EXTRACTED MATERIAL |
-------------------------

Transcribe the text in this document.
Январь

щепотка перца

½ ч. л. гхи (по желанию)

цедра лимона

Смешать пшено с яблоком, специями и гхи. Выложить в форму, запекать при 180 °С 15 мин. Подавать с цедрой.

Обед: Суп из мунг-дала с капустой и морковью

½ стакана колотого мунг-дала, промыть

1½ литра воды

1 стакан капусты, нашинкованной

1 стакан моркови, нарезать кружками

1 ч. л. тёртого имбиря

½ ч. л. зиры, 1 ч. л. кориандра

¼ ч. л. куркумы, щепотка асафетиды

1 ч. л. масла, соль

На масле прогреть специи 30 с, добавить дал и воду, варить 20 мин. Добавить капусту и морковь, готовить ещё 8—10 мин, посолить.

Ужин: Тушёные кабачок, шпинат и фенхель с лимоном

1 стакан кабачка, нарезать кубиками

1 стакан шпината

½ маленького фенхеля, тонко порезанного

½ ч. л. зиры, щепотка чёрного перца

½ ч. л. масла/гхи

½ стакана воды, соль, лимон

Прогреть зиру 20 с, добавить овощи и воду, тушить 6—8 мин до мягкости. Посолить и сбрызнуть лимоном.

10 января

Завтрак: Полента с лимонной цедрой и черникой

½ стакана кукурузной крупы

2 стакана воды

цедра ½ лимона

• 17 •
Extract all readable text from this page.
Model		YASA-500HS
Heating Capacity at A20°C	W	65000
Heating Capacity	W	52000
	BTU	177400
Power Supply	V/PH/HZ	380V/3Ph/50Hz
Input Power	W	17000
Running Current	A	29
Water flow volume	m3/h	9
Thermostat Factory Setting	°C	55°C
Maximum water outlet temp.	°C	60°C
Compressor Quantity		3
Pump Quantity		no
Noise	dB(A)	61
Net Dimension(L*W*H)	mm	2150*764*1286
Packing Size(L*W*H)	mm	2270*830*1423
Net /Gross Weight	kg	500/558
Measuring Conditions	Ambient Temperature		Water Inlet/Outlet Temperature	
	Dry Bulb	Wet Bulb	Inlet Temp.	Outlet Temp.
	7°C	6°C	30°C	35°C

-------------------------

GIVEN INSTRUCTION |
Write down all the entries again without a single difference.

RIGHT ANSWER |
Transcribe the text in this document.
Январь

щепотка перца

½ ч. л. гхи (по желанию)

цедра лимона

Смешать пшено с яблоком, специями и гхи. Выложить в форму, запекать при 180 °С 15 мин. Подавать с цедрой.

Обед: Суп из мунг-дала с капустой и морковью

½ стакана колотого мунг-дала, промыть

1½ литра воды

1 стакан капусты, нашинкованной

1 стакан моркови, нарезать кружками

1 ч. л. тёртого имбиря

½ ч. л. зиры, 1 ч. л. кориандра

¼ ч. л. куркумы, щепотка асафетиды

1 ч. л. масла, соль

На масле прогреть специи 30 с, добавить дал и воду, варить 20 мин. Добавить капусту и морковь, готовить ещё 8—10 мин, посолить.

Ужин: Тушёные кабачок, шпинат и фенхель с лимоном

1 стакан кабачка, нарезать кубиками

1 стакан шпината

½ маленького фенхеля, тонко порезанного

½ ч. л. зиры, щепотка чёрного перца

½ ч. л. масла/гхи

½ стакана воды, соль, лимон

Прогреть зиру 20 с, добавить овощи и воду, тушить 6—8 мин до мягкости. Посолить и сбрызнуть лимоном.

10 января

Завтрак: Полента с лимонной цедрой и черникой

½ стакана кукурузной крупы

2 стакана воды

цедра ½ лимона

• 17 •
Extract all readable text from this page.
Model		YASA-500HS
Heating Capacity at A20°C	W	65000
Heating Capacity	W	52000
	BTU	177400
Power Supply	V/PH/HZ	380V/3Ph/50Hz
Input Power	W	17000
Running Current	A	29
Water flow volume	m3/h	9
Thermostat Factory Setting	°C	55°C
Maximum water outlet temp.	°C	60°C
Compressor Quantity		3
Pump Quantity		no
Noise	dB(A)	61
Net Dimension(L*W*H)	mm	2150*764*1286
Packing Size(L*W*H)	mm	2270*830*1423
Net /Gross Weight	kg	500/558
Measuring Conditions	Ambient Temperature		Water Inlet/Outlet Temperature	
	Dry Bulb	Wet Bulb	Inlet Temp.	Outlet Temp.
	7°C	6°C	30°C	35°C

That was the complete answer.